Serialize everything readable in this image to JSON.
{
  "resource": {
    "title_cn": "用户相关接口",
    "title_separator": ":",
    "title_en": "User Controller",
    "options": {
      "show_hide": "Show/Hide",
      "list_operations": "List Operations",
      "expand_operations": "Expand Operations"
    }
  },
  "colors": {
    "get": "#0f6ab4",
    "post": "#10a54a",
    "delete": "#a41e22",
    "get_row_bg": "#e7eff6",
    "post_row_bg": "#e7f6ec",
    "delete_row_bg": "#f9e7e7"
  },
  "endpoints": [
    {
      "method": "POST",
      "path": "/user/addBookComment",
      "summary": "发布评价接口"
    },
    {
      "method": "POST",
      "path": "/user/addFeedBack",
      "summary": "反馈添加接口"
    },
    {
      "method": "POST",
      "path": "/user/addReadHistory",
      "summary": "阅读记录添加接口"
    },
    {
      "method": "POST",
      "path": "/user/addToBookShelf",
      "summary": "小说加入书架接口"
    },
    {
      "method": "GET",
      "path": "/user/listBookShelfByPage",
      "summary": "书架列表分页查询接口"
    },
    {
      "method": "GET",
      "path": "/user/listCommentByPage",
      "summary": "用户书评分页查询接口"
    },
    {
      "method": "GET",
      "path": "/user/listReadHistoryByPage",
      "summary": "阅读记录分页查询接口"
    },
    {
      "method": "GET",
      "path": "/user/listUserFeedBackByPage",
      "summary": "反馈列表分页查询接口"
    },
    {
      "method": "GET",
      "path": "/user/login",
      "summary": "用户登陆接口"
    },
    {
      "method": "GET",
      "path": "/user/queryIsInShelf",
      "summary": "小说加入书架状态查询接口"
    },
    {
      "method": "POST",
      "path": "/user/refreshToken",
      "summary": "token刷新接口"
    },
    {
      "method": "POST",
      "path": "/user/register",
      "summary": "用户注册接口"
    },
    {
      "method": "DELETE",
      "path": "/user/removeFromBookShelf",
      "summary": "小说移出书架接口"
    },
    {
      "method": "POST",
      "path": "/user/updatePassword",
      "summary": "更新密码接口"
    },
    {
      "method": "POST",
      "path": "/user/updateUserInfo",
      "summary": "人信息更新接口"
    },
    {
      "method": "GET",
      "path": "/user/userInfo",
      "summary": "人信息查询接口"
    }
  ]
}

● **The request**:
Set down the entries above again, word for word.

● **The solution**:
Serialize everything readable in this image to JSON.
{
  "resource": {
    "title_cn": "用户相关接口",
    "title_separator": ":",
    "title_en": "User Controller",
    "options": {
      "show_hide": "Show/Hide",
      "list_operations": "List Operations",
      "expand_operations": "Expand Operations"
    }
  },
  "colors": {
    "get": "#0f6ab4",
    "post": "#10a54a",
    "delete": "#a41e22",
    "get_row_bg": "#e7eff6",
    "post_row_bg": "#e7f6ec",
    "delete_row_bg": "#f9e7e7"
  },
  "endpoints": [
    {
      "method": "POST",
      "path": "/user/addBookComment",
      "summary": "发布评价接口"
    },
    {
      "method": "POST",
      "path": "/user/addFeedBack",
      "summary": "反馈添加接口"
    },
    {
      "method": "POST",
      "path": "/user/addReadHistory",
      "summary": "阅读记录添加接口"
    },
    {
      "method": "POST",
      "path": "/user/addToBookShelf",
      "summary": "小说加入书架接口"
    },
    {
      "method": "GET",
      "path": "/user/listBookShelfByPage",
      "summary": "书架列表分页查询接口"
    },
    {
      "method": "GET",
      "path": "/user/listCommentByPage",
      "summary": "用户书评分页查询接口"
    },
    {
      "method": "GET",
      "path": "/user/listReadHistoryByPage",
      "summary": "阅读记录分页查询接口"
    },
    {
      "method": "GET",
      "path": "/user/listUserFeedBackByPage",
      "summary": "反馈列表分页查询接口"
    },
    {
      "method": "GET",
      "path": "/user/login",
      "summary": "用户登陆接口"
    },
    {
      "method": "GET",
      "path": "/user/queryIsInShelf",
      "summary": "小说加入书架状态查询接口"
    },
    {
      "method": "POST",
      "path": "/user/refreshToken",
      "summary": "token刷新接口"
    },
    {
      "method": "POST",
      "path": "/user/register",
      "summary": "用户注册接口"
    },
    {
      "method": "DELETE",
      "path": "/user/removeFromBookShelf",
      "summary": "小说移出书架接口"
    },
    {
      "method": "POST",
      "path": "/user/updatePassword",
      "summary": "更新密码接口"
    },
    {
      "method": "POST",
      "path": "/user/updateUserInfo",
      "summary": "人信息更新接口"
    },
    {
      "method": "GET",
      "path": "/user/userInfo",
      "summary": "人信息查询接口"
    }
  ]
}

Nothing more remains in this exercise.